Write out every entry, unchanged. Skip any picture.

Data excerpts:
------------------------
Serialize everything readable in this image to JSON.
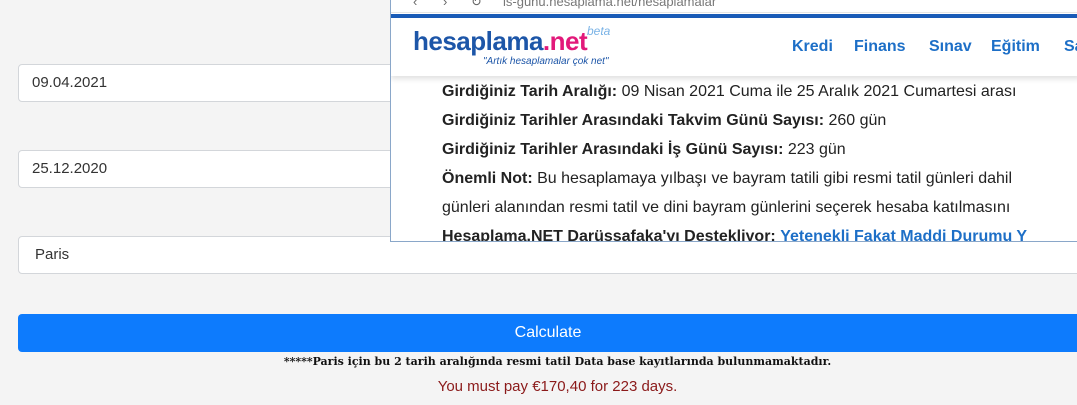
{
  "form": {
    "date1": "09.04.2021",
    "date2": "25.12.2020",
    "city": "Paris",
    "calculate_label": "Calculate",
    "note": "*****Paris için bu 2 tarih aralığında resmi tatil Data base kayıtlarında bulunmamaktadır.",
    "result": "You must pay €170,40 for 223 days."
  },
  "overlay": {
    "url": "is-gunu.hesaplama.net/hesaplamalar",
    "logo_part1": "hesaplama",
    "logo_part2": ".net",
    "logo_beta": "beta",
    "logo_slogan": "\"Artık hesaplamalar çok net\"",
    "menu": [
      "Kredi",
      "Finans",
      "Sınav",
      "Eğitim",
      "Sa"
    ],
    "lines": [
      {
        "label": "Girdiğiniz Tarih Aralığı:",
        "text": " 09 Nisan 2021 Cuma ile 25 Aralık 2021 Cumartesi arası"
      },
      {
        "label": "Girdiğiniz Tarihler Arasındaki Takvim Günü Sayısı:",
        "text": " 260 gün"
      },
      {
        "label": "Girdiğiniz Tarihler Arasındaki İş Günü Sayısı:",
        "text": " 223 gün"
      },
      {
        "label": "Önemli Not:",
        "text": " Bu hesaplamaya yılbaşı ve bayram tatili gibi resmi tatil günleri dahil"
      },
      {
        "label": "",
        "text": "günleri alanından resmi tatil ve dini bayram günlerini seçerek hesaba katılmasını"
      }
    ],
    "last_line_label": "Hesaplama.NET Darüşşafaka'yı Destekliyor:",
    "last_line_link": "Yetenekli Fakat Maddi Durumu Y"
  },
  "colors": {
    "accent": "#0d7bfd",
    "result_text": "#8b1a1a",
    "logo_blue": "#1d56a8",
    "logo_pink": "#e2197a"
  }
}
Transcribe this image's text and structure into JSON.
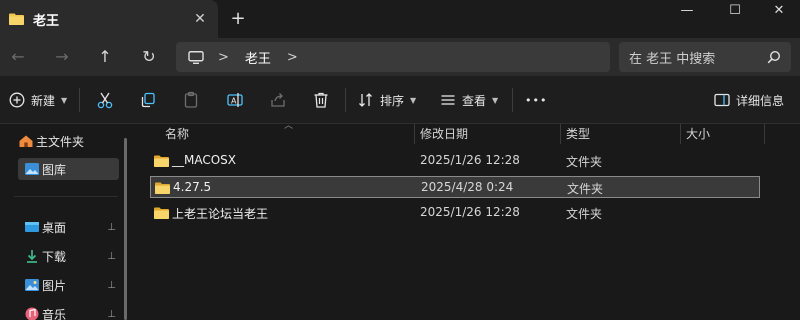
{
  "window": {
    "tab_title": "老王",
    "tab_close": "✕",
    "new_tab": "+",
    "minimize": "—",
    "maximize": "☐",
    "close": "✕"
  },
  "nav": {
    "back": "←",
    "forward": "→",
    "up": "↑",
    "refresh": "↻",
    "breadcrumb": [
      "老王"
    ],
    "chevron": ">",
    "search_placeholder": "在 老王 中搜索"
  },
  "toolbar": {
    "new_label": "新建",
    "sort_label": "排序",
    "view_label": "查看",
    "more": "•••",
    "details_label": "详细信息"
  },
  "sidebar": {
    "items": [
      {
        "label": "主文件夹",
        "icon": "home-icon"
      },
      {
        "label": "图库",
        "icon": "gallery-icon"
      },
      {
        "label": "桌面",
        "icon": "desktop-icon",
        "pinned": true
      },
      {
        "label": "下载",
        "icon": "download-icon",
        "pinned": true
      },
      {
        "label": "图片",
        "icon": "pictures-icon",
        "pinned": true
      },
      {
        "label": "音乐",
        "icon": "music-icon",
        "pinned": true
      }
    ],
    "pin": "📌"
  },
  "columns": {
    "name": "名称",
    "date": "修改日期",
    "type": "类型",
    "size": "大小"
  },
  "files": [
    {
      "name": "__MACOSX",
      "date": "2025/1/26 12:28",
      "type": "文件夹"
    },
    {
      "name": "4.27.5",
      "date": "2025/4/28 0:24",
      "type": "文件夹",
      "selected": true
    },
    {
      "name": "上老王论坛当老王",
      "date": "2025/1/26 12:28",
      "type": "文件夹"
    }
  ],
  "colors": {
    "folder": "#f3c64c",
    "accent_blue": "#4cc2ff",
    "background": "#191919"
  }
}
------------------------
Task response:
Serialize everything readable in this image to JSON.
{
  "form": {
    "date1": "09.04.2021",
    "date2": "25.12.2020",
    "city": "Paris",
    "calculate_label": "Calculate",
    "note": "*****Paris için bu 2 tarih aralığında resmi tatil Data base kayıtlarında bulunmamaktadır.",
    "result": "You must pay €170,40 for 223 days."
  },
  "overlay": {
    "url": "is-gunu.hesaplama.net/hesaplamalar",
    "logo_part1": "hesaplama",
    "logo_part2": ".net",
    "logo_beta": "beta",
    "logo_slogan": "\"Artık hesaplamalar çok net\"",
    "menu": [
      "Kredi",
      "Finans",
      "Sınav",
      "Eğitim",
      "Sa"
    ],
    "lines": [
      {
        "label": "Girdiğiniz Tarih Aralığı:",
        "text": " 09 Nisan 2021 Cuma ile 25 Aralık 2021 Cumartesi arası"
      },
      {
        "label": "Girdiğiniz Tarihler Arasındaki Takvim Günü Sayısı:",
        "text": " 260 gün"
      },
      {
        "label": "Girdiğiniz Tarihler Arasındaki İş Günü Sayısı:",
        "text": " 223 gün"
      },
      {
        "label": "Önemli Not:",
        "text": " Bu hesaplamaya yılbaşı ve bayram tatili gibi resmi tatil günleri dahil"
      },
      {
        "label": "",
        "text": "günleri alanından resmi tatil ve dini bayram günlerini seçerek hesaba katılmasını"
      }
    ],
    "last_line_label": "Hesaplama.NET Darüşşafaka'yı Destekliyor:",
    "last_line_link": "Yetenekli Fakat Maddi Durumu Y"
  },
  "colors": {
    "accent": "#0d7bfd",
    "result_text": "#8b1a1a",
    "logo_blue": "#1d56a8",
    "logo_pink": "#e2197a"
  }
}
Transcribe this image's text and structure into JSON.
{
  "window": {
    "tab_title": "老王",
    "tab_close": "✕",
    "new_tab": "+",
    "minimize": "—",
    "maximize": "☐",
    "close": "✕"
  },
  "nav": {
    "back": "←",
    "forward": "→",
    "up": "↑",
    "refresh": "↻",
    "breadcrumb": [
      "老王"
    ],
    "chevron": ">",
    "search_placeholder": "在 老王 中搜索"
  },
  "toolbar": {
    "new_label": "新建",
    "sort_label": "排序",
    "view_label": "查看",
    "more": "•••",
    "details_label": "详细信息"
  },
  "sidebar": {
    "items": [
      {
        "label": "主文件夹",
        "icon": "home-icon"
      },
      {
        "label": "图库",
        "icon": "gallery-icon"
      },
      {
        "label": "桌面",
        "icon": "desktop-icon",
        "pinned": true
      },
      {
        "label": "下载",
        "icon": "download-icon",
        "pinned": true
      },
      {
        "label": "图片",
        "icon": "pictures-icon",
        "pinned": true
      },
      {
        "label": "音乐",
        "icon": "music-icon",
        "pinned": true
      }
    ],
    "pin": "📌"
  },
  "columns": {
    "name": "名称",
    "date": "修改日期",
    "type": "类型",
    "size": "大小"
  },
  "files": [
    {
      "name": "__MACOSX",
      "date": "2025/1/26 12:28",
      "type": "文件夹"
    },
    {
      "name": "4.27.5",
      "date": "2025/4/28 0:24",
      "type": "文件夹",
      "selected": true
    },
    {
      "name": "上老王论坛当老王",
      "date": "2025/1/26 12:28",
      "type": "文件夹"
    }
  ],
  "colors": {
    "folder": "#f3c64c",
    "accent_blue": "#4cc2ff",
    "background": "#191919"
  }
}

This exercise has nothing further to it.